**PROVIDED DATA**
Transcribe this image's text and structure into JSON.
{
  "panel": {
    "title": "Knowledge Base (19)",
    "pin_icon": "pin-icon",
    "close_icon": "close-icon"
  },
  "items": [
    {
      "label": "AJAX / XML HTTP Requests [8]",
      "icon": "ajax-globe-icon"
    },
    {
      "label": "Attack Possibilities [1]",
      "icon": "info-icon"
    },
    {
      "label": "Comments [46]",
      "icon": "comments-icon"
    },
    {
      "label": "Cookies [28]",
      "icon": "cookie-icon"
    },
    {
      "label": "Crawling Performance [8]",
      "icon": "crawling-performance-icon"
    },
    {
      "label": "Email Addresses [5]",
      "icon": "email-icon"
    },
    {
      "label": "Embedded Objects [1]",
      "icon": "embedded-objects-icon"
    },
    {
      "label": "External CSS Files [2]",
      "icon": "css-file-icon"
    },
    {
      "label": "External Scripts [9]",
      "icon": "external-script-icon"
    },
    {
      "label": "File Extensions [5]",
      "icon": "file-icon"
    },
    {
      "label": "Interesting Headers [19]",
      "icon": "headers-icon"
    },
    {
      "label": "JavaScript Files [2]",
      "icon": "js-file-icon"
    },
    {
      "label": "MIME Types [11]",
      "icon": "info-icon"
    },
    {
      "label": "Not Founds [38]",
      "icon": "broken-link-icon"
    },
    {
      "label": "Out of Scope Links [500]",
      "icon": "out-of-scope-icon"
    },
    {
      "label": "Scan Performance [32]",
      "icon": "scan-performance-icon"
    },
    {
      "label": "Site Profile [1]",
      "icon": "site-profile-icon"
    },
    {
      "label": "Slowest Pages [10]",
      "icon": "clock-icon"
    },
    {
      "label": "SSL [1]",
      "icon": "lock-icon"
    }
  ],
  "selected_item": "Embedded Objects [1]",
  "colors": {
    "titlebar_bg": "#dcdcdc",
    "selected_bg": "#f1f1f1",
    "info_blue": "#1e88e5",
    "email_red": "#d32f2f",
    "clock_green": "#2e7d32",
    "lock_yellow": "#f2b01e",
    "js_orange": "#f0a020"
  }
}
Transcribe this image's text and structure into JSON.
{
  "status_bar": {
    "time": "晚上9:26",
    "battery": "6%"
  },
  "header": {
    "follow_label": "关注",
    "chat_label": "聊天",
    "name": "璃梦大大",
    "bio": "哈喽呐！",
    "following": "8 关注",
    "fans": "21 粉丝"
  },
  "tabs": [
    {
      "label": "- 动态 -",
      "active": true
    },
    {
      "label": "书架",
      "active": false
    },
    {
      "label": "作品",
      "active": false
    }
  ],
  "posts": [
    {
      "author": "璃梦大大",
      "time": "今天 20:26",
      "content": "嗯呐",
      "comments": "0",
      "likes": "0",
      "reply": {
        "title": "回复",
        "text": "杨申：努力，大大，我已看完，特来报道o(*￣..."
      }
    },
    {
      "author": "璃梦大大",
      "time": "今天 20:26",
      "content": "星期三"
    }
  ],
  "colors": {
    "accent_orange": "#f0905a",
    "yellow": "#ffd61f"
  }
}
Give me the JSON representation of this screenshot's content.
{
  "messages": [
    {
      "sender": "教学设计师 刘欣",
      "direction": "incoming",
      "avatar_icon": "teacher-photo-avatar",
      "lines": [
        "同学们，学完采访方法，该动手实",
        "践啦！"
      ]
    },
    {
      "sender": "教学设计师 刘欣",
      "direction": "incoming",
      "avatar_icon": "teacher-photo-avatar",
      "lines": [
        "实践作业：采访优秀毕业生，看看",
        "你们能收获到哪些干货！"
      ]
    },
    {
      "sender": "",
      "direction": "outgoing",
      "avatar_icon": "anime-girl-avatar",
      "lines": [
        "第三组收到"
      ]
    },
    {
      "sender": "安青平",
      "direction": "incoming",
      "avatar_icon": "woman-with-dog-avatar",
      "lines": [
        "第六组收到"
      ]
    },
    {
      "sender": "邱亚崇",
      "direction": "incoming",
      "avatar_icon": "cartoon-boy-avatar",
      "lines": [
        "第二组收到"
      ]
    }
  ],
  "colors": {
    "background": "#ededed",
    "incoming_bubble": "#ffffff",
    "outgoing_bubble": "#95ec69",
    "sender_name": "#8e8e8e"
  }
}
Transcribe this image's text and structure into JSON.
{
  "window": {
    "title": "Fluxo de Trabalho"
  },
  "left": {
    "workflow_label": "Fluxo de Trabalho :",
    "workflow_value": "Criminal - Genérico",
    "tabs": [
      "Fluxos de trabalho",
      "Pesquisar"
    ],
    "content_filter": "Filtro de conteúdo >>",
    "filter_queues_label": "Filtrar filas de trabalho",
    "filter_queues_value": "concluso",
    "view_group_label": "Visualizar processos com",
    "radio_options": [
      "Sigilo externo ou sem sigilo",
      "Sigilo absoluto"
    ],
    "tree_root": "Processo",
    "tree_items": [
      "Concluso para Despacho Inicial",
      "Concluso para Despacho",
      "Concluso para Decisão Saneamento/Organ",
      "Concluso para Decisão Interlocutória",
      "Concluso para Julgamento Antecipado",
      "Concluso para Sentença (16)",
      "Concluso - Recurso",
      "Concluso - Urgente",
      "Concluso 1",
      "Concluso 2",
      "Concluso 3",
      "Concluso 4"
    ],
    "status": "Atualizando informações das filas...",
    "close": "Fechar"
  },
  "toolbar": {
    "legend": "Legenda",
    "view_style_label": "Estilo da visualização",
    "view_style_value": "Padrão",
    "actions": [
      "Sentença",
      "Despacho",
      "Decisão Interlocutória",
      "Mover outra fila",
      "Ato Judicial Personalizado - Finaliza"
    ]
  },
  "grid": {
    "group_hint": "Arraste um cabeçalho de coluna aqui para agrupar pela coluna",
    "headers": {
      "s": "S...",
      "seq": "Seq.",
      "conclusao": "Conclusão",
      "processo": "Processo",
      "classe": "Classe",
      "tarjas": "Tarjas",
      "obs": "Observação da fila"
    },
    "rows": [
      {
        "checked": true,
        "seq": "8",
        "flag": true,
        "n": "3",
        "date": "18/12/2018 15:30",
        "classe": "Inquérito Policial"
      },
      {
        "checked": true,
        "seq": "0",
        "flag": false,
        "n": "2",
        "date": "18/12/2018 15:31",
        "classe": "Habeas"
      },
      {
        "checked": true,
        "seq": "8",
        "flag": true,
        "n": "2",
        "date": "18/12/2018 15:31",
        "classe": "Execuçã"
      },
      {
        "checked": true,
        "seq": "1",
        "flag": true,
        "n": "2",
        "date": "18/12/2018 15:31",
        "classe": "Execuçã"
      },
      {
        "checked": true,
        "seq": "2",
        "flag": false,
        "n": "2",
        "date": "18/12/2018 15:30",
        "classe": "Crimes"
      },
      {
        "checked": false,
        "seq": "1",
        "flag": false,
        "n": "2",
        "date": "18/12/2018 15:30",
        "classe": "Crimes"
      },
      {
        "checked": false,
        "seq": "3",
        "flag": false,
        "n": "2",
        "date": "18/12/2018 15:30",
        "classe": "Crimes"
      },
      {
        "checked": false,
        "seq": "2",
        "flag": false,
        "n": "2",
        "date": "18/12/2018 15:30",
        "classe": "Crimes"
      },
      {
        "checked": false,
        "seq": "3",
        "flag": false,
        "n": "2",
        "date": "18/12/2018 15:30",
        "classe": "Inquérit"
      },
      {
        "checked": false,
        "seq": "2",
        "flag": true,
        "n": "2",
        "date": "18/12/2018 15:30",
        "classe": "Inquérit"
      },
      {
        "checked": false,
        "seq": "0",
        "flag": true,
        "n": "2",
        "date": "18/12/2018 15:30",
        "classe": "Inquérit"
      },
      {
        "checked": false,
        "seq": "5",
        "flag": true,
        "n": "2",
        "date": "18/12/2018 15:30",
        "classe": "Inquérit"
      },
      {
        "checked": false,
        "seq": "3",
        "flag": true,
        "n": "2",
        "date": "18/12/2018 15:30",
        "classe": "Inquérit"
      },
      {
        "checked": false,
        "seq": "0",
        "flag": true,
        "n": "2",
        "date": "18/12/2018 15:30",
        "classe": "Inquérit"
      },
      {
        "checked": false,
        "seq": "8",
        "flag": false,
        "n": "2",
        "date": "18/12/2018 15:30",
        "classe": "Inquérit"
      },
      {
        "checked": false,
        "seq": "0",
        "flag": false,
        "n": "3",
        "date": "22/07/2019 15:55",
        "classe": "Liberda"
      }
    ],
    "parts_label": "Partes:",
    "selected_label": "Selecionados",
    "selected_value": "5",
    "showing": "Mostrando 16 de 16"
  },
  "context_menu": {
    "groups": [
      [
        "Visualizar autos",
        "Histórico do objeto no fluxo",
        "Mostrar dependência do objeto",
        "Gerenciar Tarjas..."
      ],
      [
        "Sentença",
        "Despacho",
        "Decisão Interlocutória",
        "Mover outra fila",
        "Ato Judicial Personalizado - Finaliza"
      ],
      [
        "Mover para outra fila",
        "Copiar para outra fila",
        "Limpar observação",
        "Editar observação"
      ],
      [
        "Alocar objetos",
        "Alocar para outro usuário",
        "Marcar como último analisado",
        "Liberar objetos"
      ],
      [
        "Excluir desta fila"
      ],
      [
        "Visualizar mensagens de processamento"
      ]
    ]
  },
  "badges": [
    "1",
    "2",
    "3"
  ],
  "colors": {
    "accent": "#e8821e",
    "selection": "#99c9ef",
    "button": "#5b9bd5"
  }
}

**SHORT PROBLEM**
Extract every line of the records above that contains the word "Sentença".

**RESULT FOR THIS EXERCISE**
      "Concluso para Sentença (16)",
      "Sentença",
        "Sentença",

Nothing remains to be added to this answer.